- _Task prompt_
All the data should be repeated exactly. Any image in it is left out.

Data records

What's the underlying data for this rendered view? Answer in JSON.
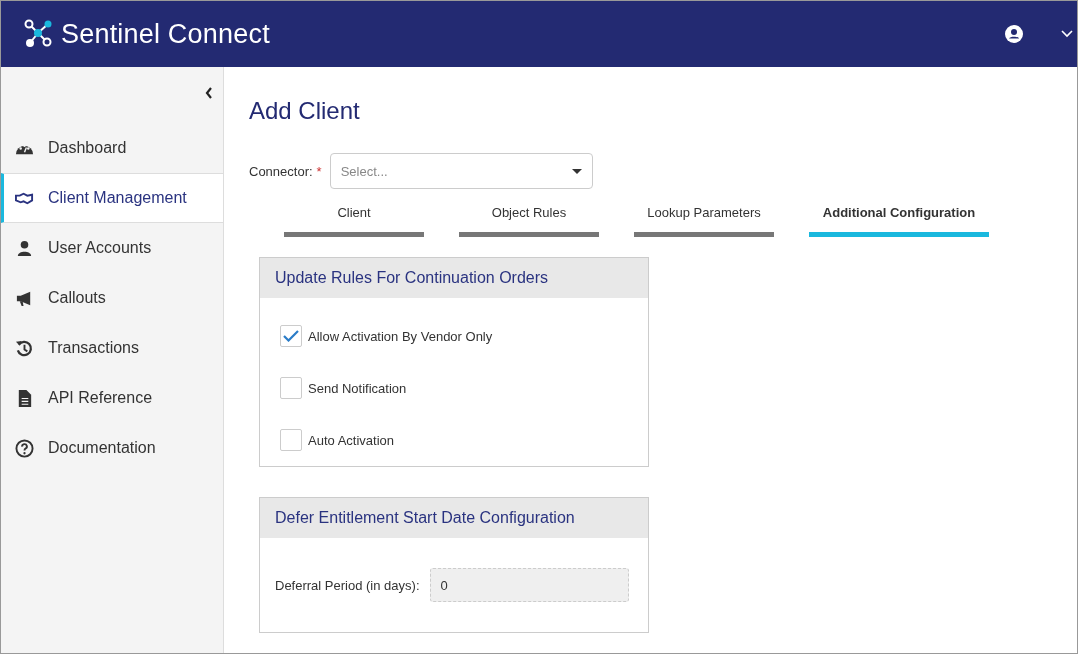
{
  "header": {
    "brand": "Sentinel Connect"
  },
  "sidebar": {
    "items": [
      {
        "label": "Dashboard",
        "selected": false
      },
      {
        "label": "Client Management",
        "selected": true
      },
      {
        "label": "User Accounts",
        "selected": false
      },
      {
        "label": "Callouts",
        "selected": false
      },
      {
        "label": "Transactions",
        "selected": false
      },
      {
        "label": "API Reference",
        "selected": false
      },
      {
        "label": "Documentation",
        "selected": false
      }
    ]
  },
  "page": {
    "title": "Add Client"
  },
  "connector": {
    "label": "Connector:",
    "required_mark": "*",
    "placeholder": "Select..."
  },
  "tabs": [
    {
      "label": "Client",
      "selected": false
    },
    {
      "label": "Object Rules",
      "selected": false
    },
    {
      "label": "Lookup Parameters",
      "selected": false
    },
    {
      "label": "Additional Configuration",
      "selected": true
    }
  ],
  "panels": [
    {
      "kind": "checkboxes",
      "title": "Update Rules For Continuation Orders",
      "options": [
        {
          "label": "Allow Activation By Vendor Only",
          "checked": true
        },
        {
          "label": "Send Notification",
          "checked": false
        },
        {
          "label": "Auto Activation",
          "checked": false
        }
      ]
    },
    {
      "kind": "field",
      "title": "Defer Entitlement Start Date Configuration",
      "field": {
        "label": "Deferral Period (in days):",
        "value": "0",
        "disabled": true
      }
    }
  ]
}
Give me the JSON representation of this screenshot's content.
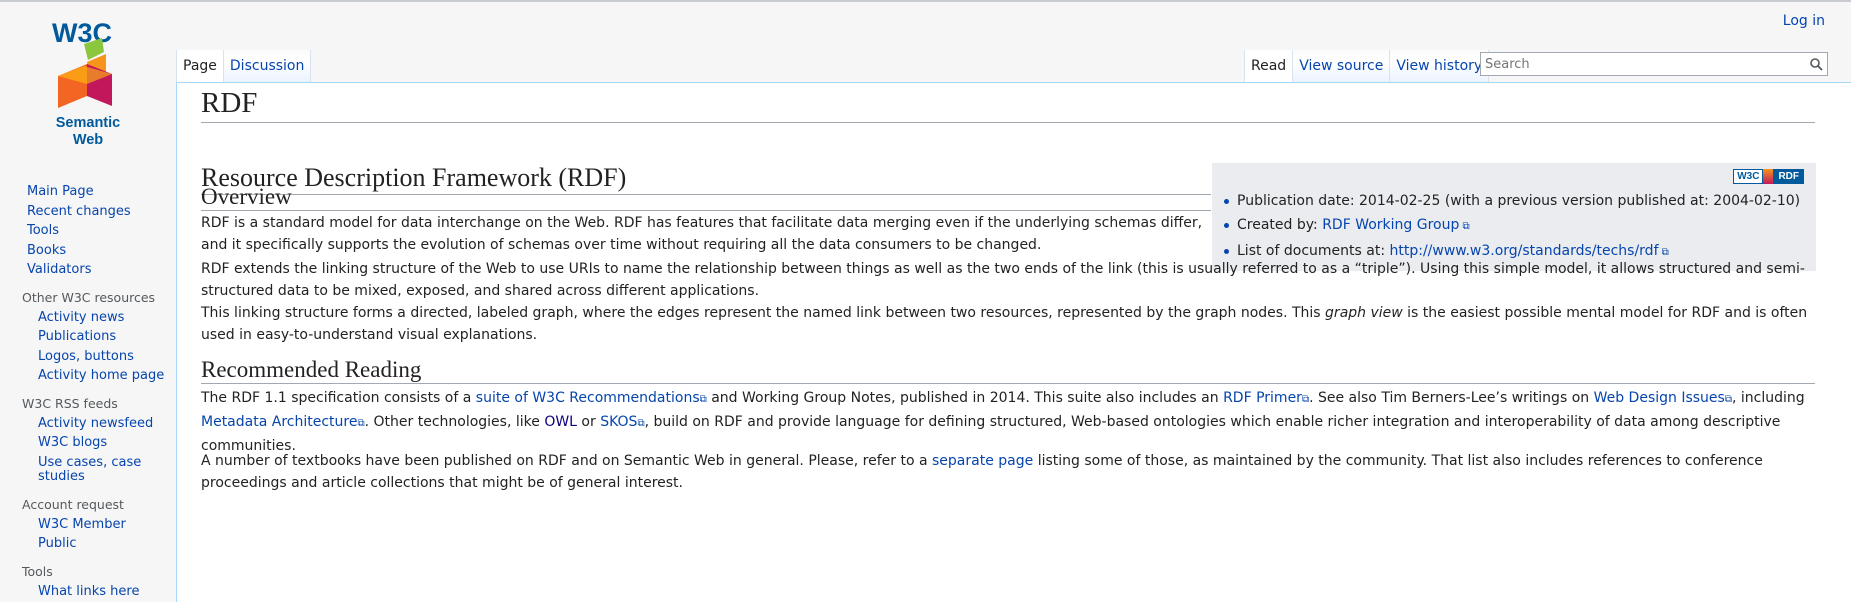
{
  "personal": {
    "login": "Log in"
  },
  "logo": {
    "text_line1": "W3C",
    "text_line2": "Semantic",
    "text_line3": "Web"
  },
  "tabs": {
    "left": [
      {
        "label": "Page",
        "selected": true
      },
      {
        "label": "Discussion",
        "selected": false
      }
    ],
    "right": [
      {
        "label": "Read",
        "selected": true
      },
      {
        "label": "View source",
        "selected": false
      },
      {
        "label": "View history",
        "selected": false
      }
    ]
  },
  "search": {
    "placeholder": "Search",
    "icon": "search-icon"
  },
  "sidebar": {
    "main": [
      "Main Page",
      "Recent changes",
      "Tools",
      "Books",
      "Validators"
    ],
    "portals": [
      {
        "heading": "Other W3C resources",
        "items": [
          "Activity news",
          "Publications",
          "Logos, buttons",
          "Activity home page"
        ]
      },
      {
        "heading": "W3C RSS feeds",
        "items": [
          "Activity newsfeed",
          "W3C blogs",
          "Use cases, case studies"
        ]
      },
      {
        "heading": "Account request",
        "items": [
          "W3C Member",
          "Public"
        ]
      },
      {
        "heading": "Tools",
        "items": [
          "What links here"
        ]
      }
    ]
  },
  "page": {
    "title": "RDF",
    "heading": "Resource Description Framework (RDF)",
    "overview": {
      "heading": "Overview",
      "p1_line1": "RDF is a standard model for data interchange on the Web. RDF has features that facilitate data merging even if the underlying schemas differ,",
      "p1_line2": "and it specifically supports the evolution of schemas over time without requiring all the data consumers to be changed.",
      "p2": "RDF extends the linking structure of the Web to use URIs to name the relationship between things as well as the two ends of the link (this is usually referred to as a “triple”). Using this simple model, it allows structured and semi-structured data to be mixed, exposed, and shared across different applications.",
      "p3_a": "This linking structure forms a directed, labeled graph, where the edges represent the named link between two resources, represented by the graph nodes. This ",
      "p3_em": "graph view",
      "p3_b": " is the easiest possible mental model for RDF and is often used in easy-to-understand visual explanations."
    },
    "reading": {
      "heading": "Recommended Reading",
      "p1_a": "The RDF 1.1 specification consists of a ",
      "p1_link1": "suite of W3C Recommendations",
      "p1_b": " and Working Group Notes, published in 2014. This suite also includes an ",
      "p1_link2": "RDF Primer",
      "p1_c": ". See also Tim Berners-Lee’s writings on ",
      "p1_link3": "Web Design Issues",
      "p1_d": ", including ",
      "p1_link4": "Metadata Architecture",
      "p1_e": ". Other technologies, like ",
      "p1_link5": "OWL",
      "p1_f": " or ",
      "p1_link6": "SKOS",
      "p1_g": ", build on RDF and provide language for defining structured, Web-based ontologies which enable richer integration and interoperability of data among descriptive communities.",
      "p2_a": "A number of textbooks have been published on RDF and on Semantic Web in general. Please, refer to a ",
      "p2_link": "separate page",
      "p2_b": " listing some of those, as maintained by the community. That list also includes references to conference proceedings and article collections that might be of general interest."
    },
    "infobox": {
      "badge_left": "W3C",
      "badge_right": "RDF",
      "pub_label": "Publication date: 2014-02-25 (with a previous version published at: 2004-02-10)",
      "created_label": "Created by: ",
      "created_link": "RDF Working Group",
      "docs_label": "List of documents at: ",
      "docs_link": "http://www.w3.org/standards/techs/rdf"
    }
  },
  "colors": {
    "link": "#0645ad",
    "border": "#a2a9b1",
    "infobox_bg": "#eaecf0"
  }
}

- _Expected answer_
What's the underlying data for this rendered view? Answer in JSON.
{
  "header": {
    "brand": "Sentinel Connect"
  },
  "sidebar": {
    "items": [
      {
        "label": "Dashboard",
        "selected": false
      },
      {
        "label": "Client Management",
        "selected": true
      },
      {
        "label": "User Accounts",
        "selected": false
      },
      {
        "label": "Callouts",
        "selected": false
      },
      {
        "label": "Transactions",
        "selected": false
      },
      {
        "label": "API Reference",
        "selected": false
      },
      {
        "label": "Documentation",
        "selected": false
      }
    ]
  },
  "page": {
    "title": "Add Client"
  },
  "connector": {
    "label": "Connector:",
    "required_mark": "*",
    "placeholder": "Select..."
  },
  "tabs": [
    {
      "label": "Client",
      "selected": false
    },
    {
      "label": "Object Rules",
      "selected": false
    },
    {
      "label": "Lookup Parameters",
      "selected": false
    },
    {
      "label": "Additional Configuration",
      "selected": true
    }
  ],
  "panels": [
    {
      "kind": "checkboxes",
      "title": "Update Rules For Continuation Orders",
      "options": [
        {
          "label": "Allow Activation By Vendor Only",
          "checked": true
        },
        {
          "label": "Send Notification",
          "checked": false
        },
        {
          "label": "Auto Activation",
          "checked": false
        }
      ]
    },
    {
      "kind": "field",
      "title": "Defer Entitlement Start Date Configuration",
      "field": {
        "label": "Deferral Period (in days):",
        "value": "0",
        "disabled": true
      }
    }
  ]
}
Give me the JSON representation of this screenshot's content.
{
  "personal": {
    "login": "Log in"
  },
  "logo": {
    "text_line1": "W3C",
    "text_line2": "Semantic",
    "text_line3": "Web"
  },
  "tabs": {
    "left": [
      {
        "label": "Page",
        "selected": true
      },
      {
        "label": "Discussion",
        "selected": false
      }
    ],
    "right": [
      {
        "label": "Read",
        "selected": true
      },
      {
        "label": "View source",
        "selected": false
      },
      {
        "label": "View history",
        "selected": false
      }
    ]
  },
  "search": {
    "placeholder": "Search",
    "icon": "search-icon"
  },
  "sidebar": {
    "main": [
      "Main Page",
      "Recent changes",
      "Tools",
      "Books",
      "Validators"
    ],
    "portals": [
      {
        "heading": "Other W3C resources",
        "items": [
          "Activity news",
          "Publications",
          "Logos, buttons",
          "Activity home page"
        ]
      },
      {
        "heading": "W3C RSS feeds",
        "items": [
          "Activity newsfeed",
          "W3C blogs",
          "Use cases, case studies"
        ]
      },
      {
        "heading": "Account request",
        "items": [
          "W3C Member",
          "Public"
        ]
      },
      {
        "heading": "Tools",
        "items": [
          "What links here"
        ]
      }
    ]
  },
  "page": {
    "title": "RDF",
    "heading": "Resource Description Framework (RDF)",
    "overview": {
      "heading": "Overview",
      "p1_line1": "RDF is a standard model for data interchange on the Web. RDF has features that facilitate data merging even if the underlying schemas differ,",
      "p1_line2": "and it specifically supports the evolution of schemas over time without requiring all the data consumers to be changed.",
      "p2": "RDF extends the linking structure of the Web to use URIs to name the relationship between things as well as the two ends of the link (this is usually referred to as a “triple”). Using this simple model, it allows structured and semi-structured data to be mixed, exposed, and shared across different applications.",
      "p3_a": "This linking structure forms a directed, labeled graph, where the edges represent the named link between two resources, represented by the graph nodes. This ",
      "p3_em": "graph view",
      "p3_b": " is the easiest possible mental model for RDF and is often used in easy-to-understand visual explanations."
    },
    "reading": {
      "heading": "Recommended Reading",
      "p1_a": "The RDF 1.1 specification consists of a ",
      "p1_link1": "suite of W3C Recommendations",
      "p1_b": " and Working Group Notes, published in 2014. This suite also includes an ",
      "p1_link2": "RDF Primer",
      "p1_c": ". See also Tim Berners-Lee’s writings on ",
      "p1_link3": "Web Design Issues",
      "p1_d": ", including ",
      "p1_link4": "Metadata Architecture",
      "p1_e": ". Other technologies, like ",
      "p1_link5": "OWL",
      "p1_f": " or ",
      "p1_link6": "SKOS",
      "p1_g": ", build on RDF and provide language for defining structured, Web-based ontologies which enable richer integration and interoperability of data among descriptive communities.",
      "p2_a": "A number of textbooks have been published on RDF and on Semantic Web in general. Please, refer to a ",
      "p2_link": "separate page",
      "p2_b": " listing some of those, as maintained by the community. That list also includes references to conference proceedings and article collections that might be of general interest."
    },
    "infobox": {
      "badge_left": "W3C",
      "badge_right": "RDF",
      "pub_label": "Publication date: 2014-02-25 (with a previous version published at: 2004-02-10)",
      "created_label": "Created by: ",
      "created_link": "RDF Working Group",
      "docs_label": "List of documents at: ",
      "docs_link": "http://www.w3.org/standards/techs/rdf"
    }
  },
  "colors": {
    "link": "#0645ad",
    "border": "#a2a9b1",
    "infobox_bg": "#eaecf0"
  }
}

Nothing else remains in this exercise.